RECORDS SUPPLIED:
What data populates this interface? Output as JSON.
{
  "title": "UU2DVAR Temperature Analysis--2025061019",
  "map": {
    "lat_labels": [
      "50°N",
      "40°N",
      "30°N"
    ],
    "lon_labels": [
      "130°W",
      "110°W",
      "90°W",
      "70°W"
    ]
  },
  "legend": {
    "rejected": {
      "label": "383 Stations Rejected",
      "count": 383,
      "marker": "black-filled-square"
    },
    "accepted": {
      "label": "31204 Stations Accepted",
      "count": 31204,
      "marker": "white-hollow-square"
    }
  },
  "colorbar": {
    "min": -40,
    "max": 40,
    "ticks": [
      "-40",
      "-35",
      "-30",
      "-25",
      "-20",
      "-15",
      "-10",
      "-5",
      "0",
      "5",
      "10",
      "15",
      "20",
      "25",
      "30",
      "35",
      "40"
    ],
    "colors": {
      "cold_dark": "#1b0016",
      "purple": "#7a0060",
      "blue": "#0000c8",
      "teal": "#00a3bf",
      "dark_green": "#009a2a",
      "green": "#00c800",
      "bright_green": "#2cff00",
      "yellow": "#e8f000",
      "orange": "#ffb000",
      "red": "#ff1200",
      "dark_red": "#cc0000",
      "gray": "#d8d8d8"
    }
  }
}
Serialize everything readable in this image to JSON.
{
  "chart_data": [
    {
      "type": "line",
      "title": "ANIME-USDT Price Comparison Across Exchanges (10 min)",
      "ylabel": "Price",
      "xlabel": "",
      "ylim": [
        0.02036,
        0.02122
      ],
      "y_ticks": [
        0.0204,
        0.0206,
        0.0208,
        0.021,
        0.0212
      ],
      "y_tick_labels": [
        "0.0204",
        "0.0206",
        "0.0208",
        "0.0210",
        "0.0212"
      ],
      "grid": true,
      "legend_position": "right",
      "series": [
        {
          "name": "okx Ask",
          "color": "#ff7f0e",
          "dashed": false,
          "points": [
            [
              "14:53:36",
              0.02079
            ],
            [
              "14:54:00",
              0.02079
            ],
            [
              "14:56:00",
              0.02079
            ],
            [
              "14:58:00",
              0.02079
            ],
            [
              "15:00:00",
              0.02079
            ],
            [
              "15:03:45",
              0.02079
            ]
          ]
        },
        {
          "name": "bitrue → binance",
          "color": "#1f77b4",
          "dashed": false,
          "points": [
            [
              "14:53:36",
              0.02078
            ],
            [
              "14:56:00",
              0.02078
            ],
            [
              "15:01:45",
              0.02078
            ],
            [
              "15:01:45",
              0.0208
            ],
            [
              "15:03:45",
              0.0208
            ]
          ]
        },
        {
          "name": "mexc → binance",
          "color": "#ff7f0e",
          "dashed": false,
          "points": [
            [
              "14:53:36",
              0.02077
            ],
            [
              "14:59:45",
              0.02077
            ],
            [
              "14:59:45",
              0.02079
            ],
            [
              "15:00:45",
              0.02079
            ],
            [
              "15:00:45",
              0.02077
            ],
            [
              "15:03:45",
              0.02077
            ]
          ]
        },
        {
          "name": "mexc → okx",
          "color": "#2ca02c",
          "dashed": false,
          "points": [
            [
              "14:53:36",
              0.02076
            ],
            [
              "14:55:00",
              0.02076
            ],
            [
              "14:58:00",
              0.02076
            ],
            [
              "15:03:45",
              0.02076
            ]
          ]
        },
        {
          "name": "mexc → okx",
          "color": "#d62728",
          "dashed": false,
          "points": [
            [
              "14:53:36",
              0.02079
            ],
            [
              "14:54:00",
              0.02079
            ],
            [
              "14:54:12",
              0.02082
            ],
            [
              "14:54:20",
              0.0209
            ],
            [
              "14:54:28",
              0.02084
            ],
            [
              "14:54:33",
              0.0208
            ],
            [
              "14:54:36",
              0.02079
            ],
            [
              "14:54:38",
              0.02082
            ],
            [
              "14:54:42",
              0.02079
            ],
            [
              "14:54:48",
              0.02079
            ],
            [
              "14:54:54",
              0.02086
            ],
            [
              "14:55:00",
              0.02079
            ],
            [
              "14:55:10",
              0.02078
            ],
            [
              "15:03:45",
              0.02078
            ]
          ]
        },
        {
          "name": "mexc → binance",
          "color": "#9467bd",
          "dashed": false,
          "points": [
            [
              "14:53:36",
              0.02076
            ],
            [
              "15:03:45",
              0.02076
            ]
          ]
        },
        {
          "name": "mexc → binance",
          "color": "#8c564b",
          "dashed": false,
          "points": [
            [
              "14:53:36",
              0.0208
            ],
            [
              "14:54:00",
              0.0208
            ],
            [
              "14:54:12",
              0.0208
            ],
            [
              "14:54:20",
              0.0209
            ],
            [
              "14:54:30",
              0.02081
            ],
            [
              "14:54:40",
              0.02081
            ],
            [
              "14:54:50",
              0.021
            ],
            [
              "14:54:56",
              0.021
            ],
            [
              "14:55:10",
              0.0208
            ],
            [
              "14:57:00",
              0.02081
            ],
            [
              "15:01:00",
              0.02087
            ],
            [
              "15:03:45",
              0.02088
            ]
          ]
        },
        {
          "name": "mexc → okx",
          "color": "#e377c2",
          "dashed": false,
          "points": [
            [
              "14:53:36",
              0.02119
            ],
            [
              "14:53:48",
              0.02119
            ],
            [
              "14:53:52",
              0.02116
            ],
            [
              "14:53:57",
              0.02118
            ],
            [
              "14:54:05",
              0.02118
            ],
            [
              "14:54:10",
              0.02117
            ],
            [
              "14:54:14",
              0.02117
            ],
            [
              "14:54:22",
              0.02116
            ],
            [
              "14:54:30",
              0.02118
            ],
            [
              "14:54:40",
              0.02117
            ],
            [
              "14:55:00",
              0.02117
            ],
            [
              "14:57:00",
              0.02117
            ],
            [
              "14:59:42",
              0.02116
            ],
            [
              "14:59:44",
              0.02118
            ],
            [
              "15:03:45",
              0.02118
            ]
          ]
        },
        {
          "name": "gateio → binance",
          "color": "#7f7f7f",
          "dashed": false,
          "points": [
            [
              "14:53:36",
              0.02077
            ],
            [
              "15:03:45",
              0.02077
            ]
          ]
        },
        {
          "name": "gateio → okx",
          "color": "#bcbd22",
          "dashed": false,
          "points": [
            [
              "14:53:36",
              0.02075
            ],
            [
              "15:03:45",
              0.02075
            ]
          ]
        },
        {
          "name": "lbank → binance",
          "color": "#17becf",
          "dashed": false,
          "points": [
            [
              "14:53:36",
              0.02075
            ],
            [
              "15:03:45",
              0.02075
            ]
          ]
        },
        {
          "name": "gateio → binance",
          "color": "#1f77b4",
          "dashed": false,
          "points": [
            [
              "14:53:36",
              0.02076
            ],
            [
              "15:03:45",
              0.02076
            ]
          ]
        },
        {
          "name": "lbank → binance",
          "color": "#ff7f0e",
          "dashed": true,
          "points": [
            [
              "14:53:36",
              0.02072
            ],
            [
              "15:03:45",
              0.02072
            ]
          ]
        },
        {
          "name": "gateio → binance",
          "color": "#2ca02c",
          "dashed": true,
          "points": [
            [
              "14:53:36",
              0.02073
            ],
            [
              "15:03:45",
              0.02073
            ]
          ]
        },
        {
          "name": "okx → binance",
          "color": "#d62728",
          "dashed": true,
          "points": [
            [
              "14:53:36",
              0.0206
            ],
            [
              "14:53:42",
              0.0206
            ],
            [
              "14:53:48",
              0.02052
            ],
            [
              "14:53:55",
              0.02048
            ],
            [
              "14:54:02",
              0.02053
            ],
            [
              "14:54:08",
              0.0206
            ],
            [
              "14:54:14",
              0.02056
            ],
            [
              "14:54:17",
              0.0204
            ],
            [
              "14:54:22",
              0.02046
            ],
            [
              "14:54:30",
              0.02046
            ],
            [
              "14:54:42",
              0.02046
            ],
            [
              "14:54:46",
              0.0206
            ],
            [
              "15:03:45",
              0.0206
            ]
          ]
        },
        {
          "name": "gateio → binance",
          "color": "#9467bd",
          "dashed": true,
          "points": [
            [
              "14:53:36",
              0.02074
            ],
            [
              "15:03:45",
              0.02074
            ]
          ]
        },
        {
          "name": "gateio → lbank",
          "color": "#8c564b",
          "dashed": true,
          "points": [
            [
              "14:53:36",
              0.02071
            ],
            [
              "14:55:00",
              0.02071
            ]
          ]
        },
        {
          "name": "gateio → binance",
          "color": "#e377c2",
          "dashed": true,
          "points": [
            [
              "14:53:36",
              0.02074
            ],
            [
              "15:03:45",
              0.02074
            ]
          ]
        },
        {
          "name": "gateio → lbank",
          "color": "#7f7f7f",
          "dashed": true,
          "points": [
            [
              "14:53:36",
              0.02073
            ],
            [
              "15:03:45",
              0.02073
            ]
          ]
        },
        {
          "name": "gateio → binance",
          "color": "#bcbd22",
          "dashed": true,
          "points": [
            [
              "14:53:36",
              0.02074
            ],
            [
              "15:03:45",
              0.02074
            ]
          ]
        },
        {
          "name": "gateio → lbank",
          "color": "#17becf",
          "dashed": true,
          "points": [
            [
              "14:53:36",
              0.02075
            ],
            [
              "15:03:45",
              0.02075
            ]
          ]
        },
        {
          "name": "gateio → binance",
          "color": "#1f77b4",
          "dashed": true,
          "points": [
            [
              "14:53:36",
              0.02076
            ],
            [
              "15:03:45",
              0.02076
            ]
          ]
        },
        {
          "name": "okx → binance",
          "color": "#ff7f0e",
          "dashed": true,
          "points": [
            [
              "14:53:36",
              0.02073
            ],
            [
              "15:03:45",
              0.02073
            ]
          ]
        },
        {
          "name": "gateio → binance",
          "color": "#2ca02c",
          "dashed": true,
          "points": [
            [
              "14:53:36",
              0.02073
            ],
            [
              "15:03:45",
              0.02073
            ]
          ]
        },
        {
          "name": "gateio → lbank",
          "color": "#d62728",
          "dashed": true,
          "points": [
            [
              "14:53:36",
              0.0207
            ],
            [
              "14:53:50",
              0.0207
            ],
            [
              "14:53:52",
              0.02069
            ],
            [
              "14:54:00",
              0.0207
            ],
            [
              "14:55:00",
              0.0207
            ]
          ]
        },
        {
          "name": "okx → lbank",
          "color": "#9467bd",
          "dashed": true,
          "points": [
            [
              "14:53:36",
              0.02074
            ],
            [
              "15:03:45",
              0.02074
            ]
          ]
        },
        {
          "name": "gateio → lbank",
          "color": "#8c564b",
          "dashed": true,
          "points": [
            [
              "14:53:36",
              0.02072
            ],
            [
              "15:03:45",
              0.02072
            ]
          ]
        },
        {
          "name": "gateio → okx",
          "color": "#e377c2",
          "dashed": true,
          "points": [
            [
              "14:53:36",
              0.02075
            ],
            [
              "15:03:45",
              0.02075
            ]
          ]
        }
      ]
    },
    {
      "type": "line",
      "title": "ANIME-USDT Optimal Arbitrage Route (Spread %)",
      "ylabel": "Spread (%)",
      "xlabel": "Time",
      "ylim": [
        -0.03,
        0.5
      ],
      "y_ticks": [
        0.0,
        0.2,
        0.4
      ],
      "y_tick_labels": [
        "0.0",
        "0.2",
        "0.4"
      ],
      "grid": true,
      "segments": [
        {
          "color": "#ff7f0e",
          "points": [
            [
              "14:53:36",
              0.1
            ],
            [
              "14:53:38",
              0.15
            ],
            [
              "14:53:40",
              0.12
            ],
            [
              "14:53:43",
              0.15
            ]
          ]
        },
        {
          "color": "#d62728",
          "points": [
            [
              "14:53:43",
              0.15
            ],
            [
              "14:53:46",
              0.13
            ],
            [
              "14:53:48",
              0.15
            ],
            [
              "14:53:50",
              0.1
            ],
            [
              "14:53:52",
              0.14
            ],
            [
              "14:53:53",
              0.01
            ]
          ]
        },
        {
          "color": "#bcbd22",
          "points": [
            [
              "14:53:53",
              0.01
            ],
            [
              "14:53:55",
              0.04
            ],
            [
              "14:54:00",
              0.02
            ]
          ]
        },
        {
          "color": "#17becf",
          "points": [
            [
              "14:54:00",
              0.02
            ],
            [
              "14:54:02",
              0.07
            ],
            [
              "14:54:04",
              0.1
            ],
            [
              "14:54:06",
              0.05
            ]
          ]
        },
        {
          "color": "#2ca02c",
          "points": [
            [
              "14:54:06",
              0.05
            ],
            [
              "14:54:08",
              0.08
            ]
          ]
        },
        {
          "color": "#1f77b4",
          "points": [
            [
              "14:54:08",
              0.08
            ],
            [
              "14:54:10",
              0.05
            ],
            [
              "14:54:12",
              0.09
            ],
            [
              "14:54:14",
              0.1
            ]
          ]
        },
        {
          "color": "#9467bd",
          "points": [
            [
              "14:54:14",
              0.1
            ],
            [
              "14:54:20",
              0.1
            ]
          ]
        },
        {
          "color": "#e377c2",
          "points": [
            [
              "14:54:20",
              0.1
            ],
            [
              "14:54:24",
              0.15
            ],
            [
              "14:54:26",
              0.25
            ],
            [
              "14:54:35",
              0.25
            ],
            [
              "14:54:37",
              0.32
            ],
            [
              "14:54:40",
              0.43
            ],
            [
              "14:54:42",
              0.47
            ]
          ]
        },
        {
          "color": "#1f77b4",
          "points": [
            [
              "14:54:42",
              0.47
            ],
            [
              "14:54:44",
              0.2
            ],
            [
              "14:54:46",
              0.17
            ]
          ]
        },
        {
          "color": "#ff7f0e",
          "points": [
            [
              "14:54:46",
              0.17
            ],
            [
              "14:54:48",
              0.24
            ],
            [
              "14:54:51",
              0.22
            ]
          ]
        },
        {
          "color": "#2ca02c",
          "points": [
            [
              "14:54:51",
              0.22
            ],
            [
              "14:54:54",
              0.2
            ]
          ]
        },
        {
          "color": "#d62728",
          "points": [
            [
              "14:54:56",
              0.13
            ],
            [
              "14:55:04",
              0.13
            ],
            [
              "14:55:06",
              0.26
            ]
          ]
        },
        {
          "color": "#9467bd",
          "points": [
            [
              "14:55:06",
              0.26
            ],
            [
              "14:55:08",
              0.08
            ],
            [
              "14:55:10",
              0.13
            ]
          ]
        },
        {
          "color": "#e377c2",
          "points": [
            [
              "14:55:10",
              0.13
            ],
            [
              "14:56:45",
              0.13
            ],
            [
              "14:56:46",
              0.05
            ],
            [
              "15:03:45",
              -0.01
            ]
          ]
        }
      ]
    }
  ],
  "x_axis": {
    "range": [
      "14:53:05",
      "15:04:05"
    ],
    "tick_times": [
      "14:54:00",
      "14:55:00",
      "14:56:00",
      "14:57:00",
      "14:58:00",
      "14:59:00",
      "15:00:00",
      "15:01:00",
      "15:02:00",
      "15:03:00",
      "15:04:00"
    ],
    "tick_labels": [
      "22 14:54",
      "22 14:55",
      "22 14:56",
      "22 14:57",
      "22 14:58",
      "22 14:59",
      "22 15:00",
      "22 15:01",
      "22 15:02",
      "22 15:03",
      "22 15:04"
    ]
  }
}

STATED TASK: Select every line above that contains the word "square", and copy it.

EXPECTED ANSWER:
      "marker": "black-filled-square"
      "marker": "white-hollow-square"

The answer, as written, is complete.